[Source data]
+-------+

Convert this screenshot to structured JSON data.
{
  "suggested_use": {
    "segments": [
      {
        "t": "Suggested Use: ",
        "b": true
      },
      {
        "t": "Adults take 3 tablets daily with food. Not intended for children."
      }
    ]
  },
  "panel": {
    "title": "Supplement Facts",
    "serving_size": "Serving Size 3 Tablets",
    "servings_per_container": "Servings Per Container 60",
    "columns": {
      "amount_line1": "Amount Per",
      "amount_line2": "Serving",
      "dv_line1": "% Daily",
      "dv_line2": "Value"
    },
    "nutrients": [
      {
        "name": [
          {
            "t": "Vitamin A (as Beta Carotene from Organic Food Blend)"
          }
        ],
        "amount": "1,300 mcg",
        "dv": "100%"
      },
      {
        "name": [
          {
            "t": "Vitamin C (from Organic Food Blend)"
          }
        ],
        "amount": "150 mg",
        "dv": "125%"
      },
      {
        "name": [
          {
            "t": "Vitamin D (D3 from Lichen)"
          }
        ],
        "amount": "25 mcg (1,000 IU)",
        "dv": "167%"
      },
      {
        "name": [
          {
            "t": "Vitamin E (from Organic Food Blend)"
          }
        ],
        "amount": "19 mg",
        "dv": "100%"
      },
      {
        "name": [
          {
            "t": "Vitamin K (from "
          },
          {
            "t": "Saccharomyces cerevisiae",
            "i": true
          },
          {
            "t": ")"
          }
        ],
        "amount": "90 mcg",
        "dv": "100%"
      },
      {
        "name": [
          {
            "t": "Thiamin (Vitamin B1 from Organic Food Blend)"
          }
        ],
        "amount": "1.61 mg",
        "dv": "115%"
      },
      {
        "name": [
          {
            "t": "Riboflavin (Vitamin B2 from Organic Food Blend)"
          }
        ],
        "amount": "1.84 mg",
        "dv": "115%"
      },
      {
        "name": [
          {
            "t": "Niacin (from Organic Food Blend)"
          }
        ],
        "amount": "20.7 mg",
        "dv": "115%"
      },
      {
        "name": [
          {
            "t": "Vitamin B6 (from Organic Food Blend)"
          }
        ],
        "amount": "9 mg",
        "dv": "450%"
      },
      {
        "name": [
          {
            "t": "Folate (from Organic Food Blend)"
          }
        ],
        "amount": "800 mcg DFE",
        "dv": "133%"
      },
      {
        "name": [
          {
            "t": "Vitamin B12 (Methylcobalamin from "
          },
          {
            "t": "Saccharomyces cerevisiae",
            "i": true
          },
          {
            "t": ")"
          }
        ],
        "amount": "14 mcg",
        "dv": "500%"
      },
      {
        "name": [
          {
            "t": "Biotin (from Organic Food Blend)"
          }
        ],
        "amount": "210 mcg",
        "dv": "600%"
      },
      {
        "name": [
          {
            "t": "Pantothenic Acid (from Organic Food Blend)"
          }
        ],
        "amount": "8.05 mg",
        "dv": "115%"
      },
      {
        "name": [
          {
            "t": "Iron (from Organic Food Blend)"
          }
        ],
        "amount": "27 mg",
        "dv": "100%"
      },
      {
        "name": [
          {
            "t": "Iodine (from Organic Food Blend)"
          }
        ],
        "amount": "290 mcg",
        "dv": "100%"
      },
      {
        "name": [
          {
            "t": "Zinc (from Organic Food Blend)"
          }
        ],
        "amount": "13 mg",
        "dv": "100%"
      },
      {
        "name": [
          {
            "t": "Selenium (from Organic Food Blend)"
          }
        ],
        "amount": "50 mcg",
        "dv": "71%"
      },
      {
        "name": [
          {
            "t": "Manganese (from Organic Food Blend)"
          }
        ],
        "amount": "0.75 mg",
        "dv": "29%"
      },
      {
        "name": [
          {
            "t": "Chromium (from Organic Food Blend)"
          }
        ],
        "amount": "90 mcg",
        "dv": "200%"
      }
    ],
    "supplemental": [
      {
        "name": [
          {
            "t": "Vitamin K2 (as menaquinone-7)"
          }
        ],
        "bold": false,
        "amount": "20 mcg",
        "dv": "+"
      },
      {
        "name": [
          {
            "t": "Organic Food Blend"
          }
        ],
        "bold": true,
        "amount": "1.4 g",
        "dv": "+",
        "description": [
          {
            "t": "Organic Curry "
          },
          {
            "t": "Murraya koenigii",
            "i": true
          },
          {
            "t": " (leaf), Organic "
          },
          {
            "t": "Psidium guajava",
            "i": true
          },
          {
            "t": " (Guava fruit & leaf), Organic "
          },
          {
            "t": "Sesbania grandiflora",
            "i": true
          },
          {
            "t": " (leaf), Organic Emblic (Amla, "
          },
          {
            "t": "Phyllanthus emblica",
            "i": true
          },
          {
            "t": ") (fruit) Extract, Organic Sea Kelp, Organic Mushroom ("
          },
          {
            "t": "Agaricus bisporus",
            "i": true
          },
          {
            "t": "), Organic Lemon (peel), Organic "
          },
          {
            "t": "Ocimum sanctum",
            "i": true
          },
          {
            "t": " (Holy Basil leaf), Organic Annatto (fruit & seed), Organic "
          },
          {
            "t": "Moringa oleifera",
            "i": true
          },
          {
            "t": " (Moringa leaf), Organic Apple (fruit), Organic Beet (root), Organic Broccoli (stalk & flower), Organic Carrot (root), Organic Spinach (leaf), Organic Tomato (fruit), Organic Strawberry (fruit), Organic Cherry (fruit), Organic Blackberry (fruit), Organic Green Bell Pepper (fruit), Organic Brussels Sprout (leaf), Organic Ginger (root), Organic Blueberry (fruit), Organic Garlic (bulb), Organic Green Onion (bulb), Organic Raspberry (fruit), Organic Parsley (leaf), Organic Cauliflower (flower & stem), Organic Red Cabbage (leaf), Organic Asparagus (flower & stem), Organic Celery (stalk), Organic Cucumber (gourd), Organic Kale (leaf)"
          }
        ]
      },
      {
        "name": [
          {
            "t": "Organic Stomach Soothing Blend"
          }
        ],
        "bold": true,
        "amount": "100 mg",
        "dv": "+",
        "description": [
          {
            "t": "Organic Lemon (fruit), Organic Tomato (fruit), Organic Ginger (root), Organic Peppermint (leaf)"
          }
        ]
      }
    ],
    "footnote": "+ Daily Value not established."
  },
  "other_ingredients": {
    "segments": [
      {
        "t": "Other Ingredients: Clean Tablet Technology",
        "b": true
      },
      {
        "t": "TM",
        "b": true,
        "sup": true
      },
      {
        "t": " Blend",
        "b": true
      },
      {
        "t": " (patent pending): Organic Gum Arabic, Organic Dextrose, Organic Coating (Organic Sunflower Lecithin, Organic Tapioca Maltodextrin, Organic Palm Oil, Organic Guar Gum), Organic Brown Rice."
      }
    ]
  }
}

+-------+

▶ **WRITTEN TASK**
Go through the entries and repeat each one exactly.

▶ **EXPECTED ANSWER**
Convert this screenshot to structured JSON data.
{
  "suggested_use": {
    "segments": [
      {
        "t": "Suggested Use: ",
        "b": true
      },
      {
        "t": "Adults take 3 tablets daily with food. Not intended for children."
      }
    ]
  },
  "panel": {
    "title": "Supplement Facts",
    "serving_size": "Serving Size 3 Tablets",
    "servings_per_container": "Servings Per Container 60",
    "columns": {
      "amount_line1": "Amount Per",
      "amount_line2": "Serving",
      "dv_line1": "% Daily",
      "dv_line2": "Value"
    },
    "nutrients": [
      {
        "name": [
          {
            "t": "Vitamin A (as Beta Carotene from Organic Food Blend)"
          }
        ],
        "amount": "1,300 mcg",
        "dv": "100%"
      },
      {
        "name": [
          {
            "t": "Vitamin C (from Organic Food Blend)"
          }
        ],
        "amount": "150 mg",
        "dv": "125%"
      },
      {
        "name": [
          {
            "t": "Vitamin D (D3 from Lichen)"
          }
        ],
        "amount": "25 mcg (1,000 IU)",
        "dv": "167%"
      },
      {
        "name": [
          {
            "t": "Vitamin E (from Organic Food Blend)"
          }
        ],
        "amount": "19 mg",
        "dv": "100%"
      },
      {
        "name": [
          {
            "t": "Vitamin K (from "
          },
          {
            "t": "Saccharomyces cerevisiae",
            "i": true
          },
          {
            "t": ")"
          }
        ],
        "amount": "90 mcg",
        "dv": "100%"
      },
      {
        "name": [
          {
            "t": "Thiamin (Vitamin B1 from Organic Food Blend)"
          }
        ],
        "amount": "1.61 mg",
        "dv": "115%"
      },
      {
        "name": [
          {
            "t": "Riboflavin (Vitamin B2 from Organic Food Blend)"
          }
        ],
        "amount": "1.84 mg",
        "dv": "115%"
      },
      {
        "name": [
          {
            "t": "Niacin (from Organic Food Blend)"
          }
        ],
        "amount": "20.7 mg",
        "dv": "115%"
      },
      {
        "name": [
          {
            "t": "Vitamin B6 (from Organic Food Blend)"
          }
        ],
        "amount": "9 mg",
        "dv": "450%"
      },
      {
        "name": [
          {
            "t": "Folate (from Organic Food Blend)"
          }
        ],
        "amount": "800 mcg DFE",
        "dv": "133%"
      },
      {
        "name": [
          {
            "t": "Vitamin B12 (Methylcobalamin from "
          },
          {
            "t": "Saccharomyces cerevisiae",
            "i": true
          },
          {
            "t": ")"
          }
        ],
        "amount": "14 mcg",
        "dv": "500%"
      },
      {
        "name": [
          {
            "t": "Biotin (from Organic Food Blend)"
          }
        ],
        "amount": "210 mcg",
        "dv": "600%"
      },
      {
        "name": [
          {
            "t": "Pantothenic Acid (from Organic Food Blend)"
          }
        ],
        "amount": "8.05 mg",
        "dv": "115%"
      },
      {
        "name": [
          {
            "t": "Iron (from Organic Food Blend)"
          }
        ],
        "amount": "27 mg",
        "dv": "100%"
      },
      {
        "name": [
          {
            "t": "Iodine (from Organic Food Blend)"
          }
        ],
        "amount": "290 mcg",
        "dv": "100%"
      },
      {
        "name": [
          {
            "t": "Zinc (from Organic Food Blend)"
          }
        ],
        "amount": "13 mg",
        "dv": "100%"
      },
      {
        "name": [
          {
            "t": "Selenium (from Organic Food Blend)"
          }
        ],
        "amount": "50 mcg",
        "dv": "71%"
      },
      {
        "name": [
          {
            "t": "Manganese (from Organic Food Blend)"
          }
        ],
        "amount": "0.75 mg",
        "dv": "29%"
      },
      {
        "name": [
          {
            "t": "Chromium (from Organic Food Blend)"
          }
        ],
        "amount": "90 mcg",
        "dv": "200%"
      }
    ],
    "supplemental": [
      {
        "name": [
          {
            "t": "Vitamin K2 (as menaquinone-7)"
          }
        ],
        "bold": false,
        "amount": "20 mcg",
        "dv": "+"
      },
      {
        "name": [
          {
            "t": "Organic Food Blend"
          }
        ],
        "bold": true,
        "amount": "1.4 g",
        "dv": "+",
        "description": [
          {
            "t": "Organic Curry "
          },
          {
            "t": "Murraya koenigii",
            "i": true
          },
          {
            "t": " (leaf), Organic "
          },
          {
            "t": "Psidium guajava",
            "i": true
          },
          {
            "t": " (Guava fruit & leaf), Organic "
          },
          {
            "t": "Sesbania grandiflora",
            "i": true
          },
          {
            "t": " (leaf), Organic Emblic (Amla, "
          },
          {
            "t": "Phyllanthus emblica",
            "i": true
          },
          {
            "t": ") (fruit) Extract, Organic Sea Kelp, Organic Mushroom ("
          },
          {
            "t": "Agaricus bisporus",
            "i": true
          },
          {
            "t": "), Organic Lemon (peel), Organic "
          },
          {
            "t": "Ocimum sanctum",
            "i": true
          },
          {
            "t": " (Holy Basil leaf), Organic Annatto (fruit & seed), Organic "
          },
          {
            "t": "Moringa oleifera",
            "i": true
          },
          {
            "t": " (Moringa leaf), Organic Apple (fruit), Organic Beet (root), Organic Broccoli (stalk & flower), Organic Carrot (root), Organic Spinach (leaf), Organic Tomato (fruit), Organic Strawberry (fruit), Organic Cherry (fruit), Organic Blackberry (fruit), Organic Green Bell Pepper (fruit), Organic Brussels Sprout (leaf), Organic Ginger (root), Organic Blueberry (fruit), Organic Garlic (bulb), Organic Green Onion (bulb), Organic Raspberry (fruit), Organic Parsley (leaf), Organic Cauliflower (flower & stem), Organic Red Cabbage (leaf), Organic Asparagus (flower & stem), Organic Celery (stalk), Organic Cucumber (gourd), Organic Kale (leaf)"
          }
        ]
      },
      {
        "name": [
          {
            "t": "Organic Stomach Soothing Blend"
          }
        ],
        "bold": true,
        "amount": "100 mg",
        "dv": "+",
        "description": [
          {
            "t": "Organic Lemon (fruit), Organic Tomato (fruit), Organic Ginger (root), Organic Peppermint (leaf)"
          }
        ]
      }
    ],
    "footnote": "+ Daily Value not established."
  },
  "other_ingredients": {
    "segments": [
      {
        "t": "Other Ingredients: Clean Tablet Technology",
        "b": true
      },
      {
        "t": "TM",
        "b": true,
        "sup": true
      },
      {
        "t": " Blend",
        "b": true
      },
      {
        "t": " (patent pending): Organic Gum Arabic, Organic Dextrose, Organic Coating (Organic Sunflower Lecithin, Organic Tapioca Maltodextrin, Organic Palm Oil, Organic Guar Gum), Organic Brown Rice."
      }
    ]
  }
}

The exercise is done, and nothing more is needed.